DIRECTIVE
Every line holding the string "Марину" should be gathered.

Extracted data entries

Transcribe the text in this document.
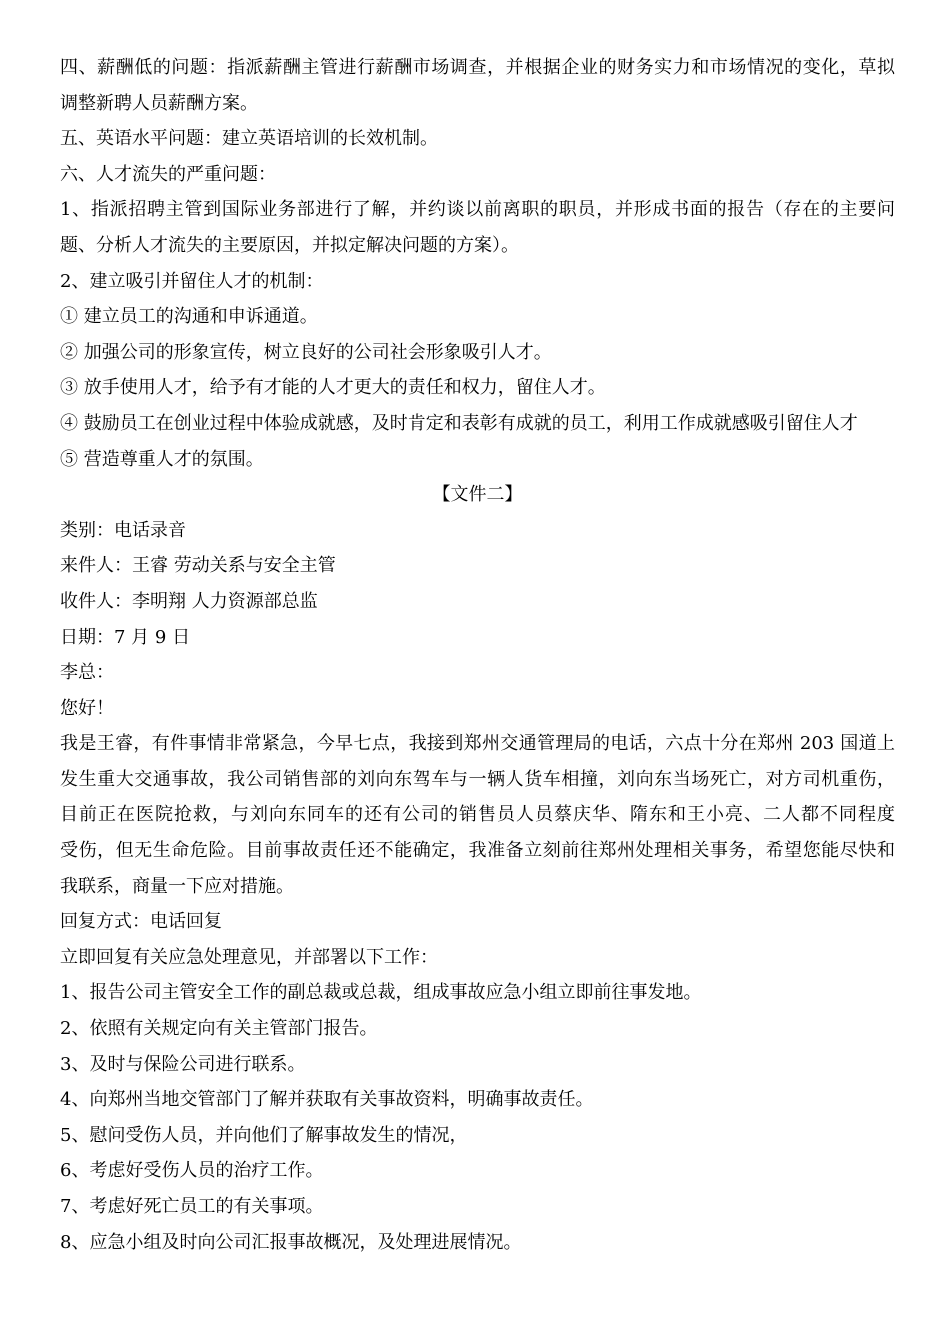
四、薪酬低的问题：指派薪酬主管进行薪酬市场调查，并根据企业的财务实力和市场情况的变化，草拟
调整新聘人员薪酬方案。
五、英语水平问题：建立英语培训的长效机制。
六、人才流失的严重问题：
1、指派招聘主管到国际业务部进行了解，并约谈以前离职的职员，并形成书面的报告（存在的主要问
题、分析人才流失的主要原因，并拟定解决问题的方案）。
2、建立吸引并留住人才的机制：
① 建立员工的沟通和申诉通道。
② 加强公司的形象宣传，树立良好的公司社会形象吸引人才。
③ 放手使用人才，给予有才能的人才更大的责任和权力，留住人才。
④ 鼓励员工在创业过程中体验成就感，及时肯定和表彰有成就的员工，利用工作成就感吸引留住人才
⑤ 营造尊重人才的氛围。
【文件二】
类别：电话录音
来件人：王睿 劳动关系与安全主管
收件人：李明翔 人力资源部总监
日期：7 月 9 日
李总：
您好！
我是王睿，有件事情非常紧急，今早七点，我接到郑州交通管理局的电话，六点十分在郑州 203 国道上
发生重大交通事故，我公司销售部的刘向东驾车与一辆人货车相撞，刘向东当场死亡，对方司机重伤，
目前正在医院抢救，与刘向东同车的还有公司的销售员人员蔡庆华、隋东和王小亮、二人都不同程度
受伤，但无生命危险。目前事故责任还不能确定，我准备立刻前往郑州处理相关事务，希望您能尽快和
我联系，商量一下应对措施。
回复方式：电话回复
立即回复有关应急处理意见，并部署以下工作：
1、报告公司主管安全工作的副总裁或总裁，组成事故应急小组立即前往事发地。
2、依照有关规定向有关主管部门报告。
3、及时与保险公司进行联系。
4、向郑州当地交管部门了解并获取有关事故资料，明确事故责任。
5、慰问受伤人员，并向他们了解事故发生的情况，
6、考虑好受伤人员的治疗工作。
7、考虑好死亡员工的有关事项。
8、应急小组及时向公司汇报事故概况，及处理进展情况。
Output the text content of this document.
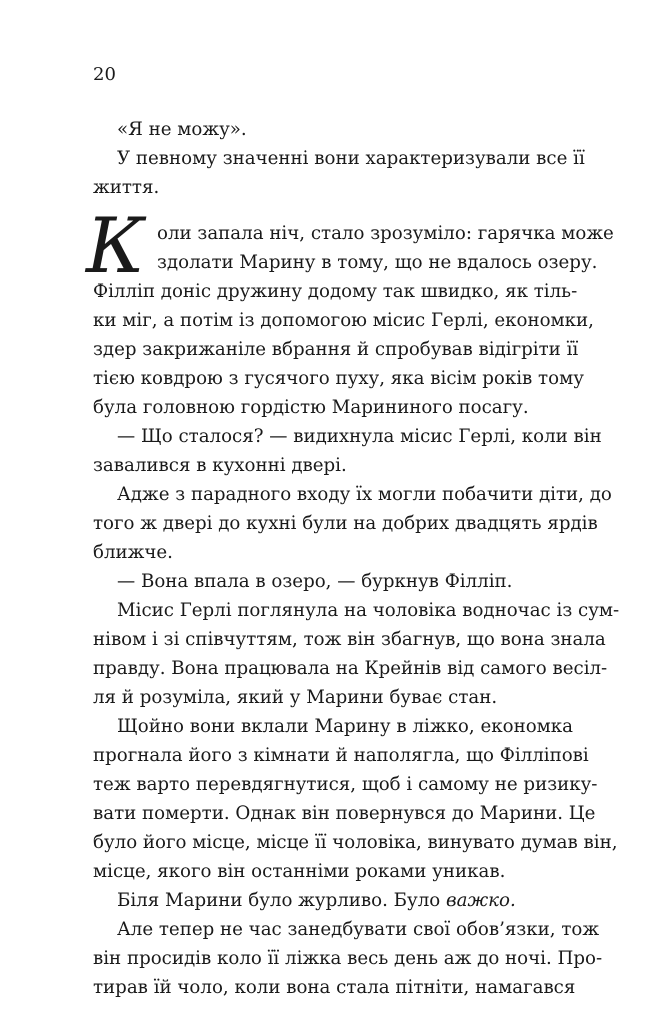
20
«Я не можу».
У певному значенні вони характеризували все її
життя.
К оли запала ніч, стало зрозуміло: гарячка може
здолати Марину в тому, що не вдалось озеру.
Філліп доніс дружину додому так швидко, як тіль-
ки міг, а потім із допомогою місис Герлі, економки,
здер закрижаніле вбрання й спробував відігріти її
тією ковдрою з гусячого пуху, яка вісім років тому
була головною гордістю Марининого посагу.
— Що сталося? — видихнула місис Герлі, коли він
завалився в кухонні двері.
Адже з парадного входу їх могли побачити діти, до
того ж двері до кухні були на добрих двадцять ярдів
ближче.
— Вона впала в озеро, — буркнув Філліп.
Місис Герлі поглянула на чоловіка водночас із сум-
нівом і зі співчуттям, тож він збагнув, що вона знала
правду. Вона працювала на Крейнів від самого весіл-
ля й розуміла, який у Марини буває стан.
Щойно вони вклали Марину в ліжко, економка
прогнала його з кімнати й наполягла, що Філліпові
теж варто перевдягнутися, щоб і самому не ризику-
вати померти. Однак він повернувся до Марини. Це
було його місце, місце її чоловіка, винувато думав він,
місце, якого він останніми роками уникав.
Біля Марини було журливо. Було важко.
Але тепер не час занедбувати свої обов’язки, тож
він просидів коло її ліжка весь день аж до ночі. Про-
тирав їй чоло, коли вона стала пітніти, намагався
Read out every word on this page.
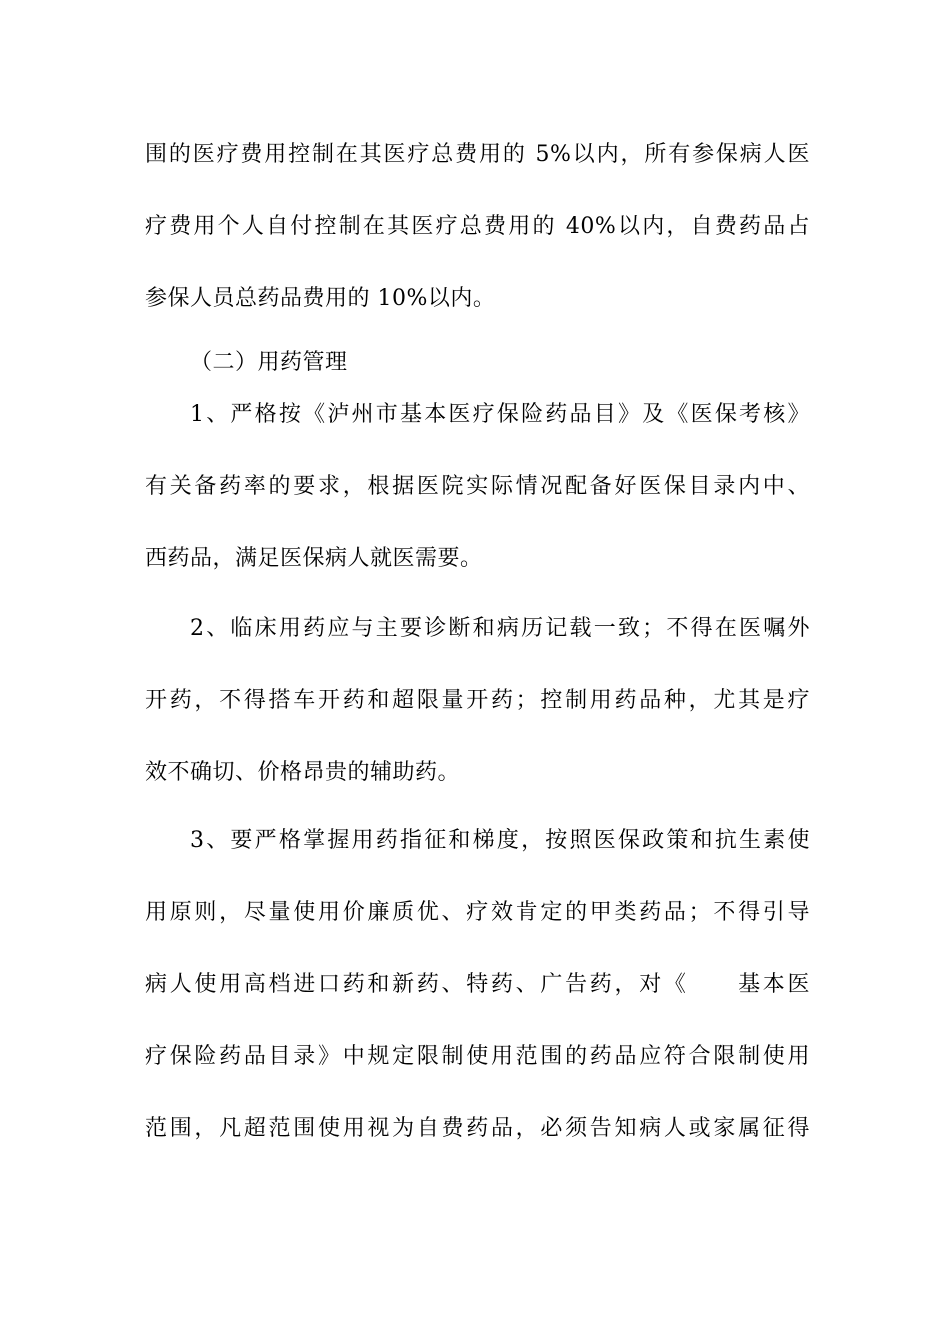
围的医疗费用控制在其医疗总费用的 5%以内，所有参保病人医
疗费用个人自付控制在其医疗总费用的 40%以内，自费药品占
参保人员总药品费用的 10%以内。
（二）用药管理
1、严格按《泸州市基本医疗保险药品目》及《医保考核》
有关备药率的要求，根据医院实际情况配备好医保目录内中、
西药品，满足医保病人就医需要。
2、临床用药应与主要诊断和病历记载一致；不得在医嘱外
开药，不得搭车开药和超限量开药；控制用药品种，尤其是疗
效不确切、价格昂贵的辅助药。
3、要严格掌握用药指征和梯度，按照医保政策和抗生素使
用原则，尽量使用价廉质优、疗效肯定的甲类药品；不得引导
病人使用高档进口药和新药、特药、广告药，对《　　基本医
疗保险药品目录》中规定限制使用范围的药品应符合限制使用
范围，凡超范围使用视为自费药品，必须告知病人或家属征得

RESULT BELOW
здолати Марину в тому, що не вдалось озеру.
Щойно вони вклали Марину в ліжко, економка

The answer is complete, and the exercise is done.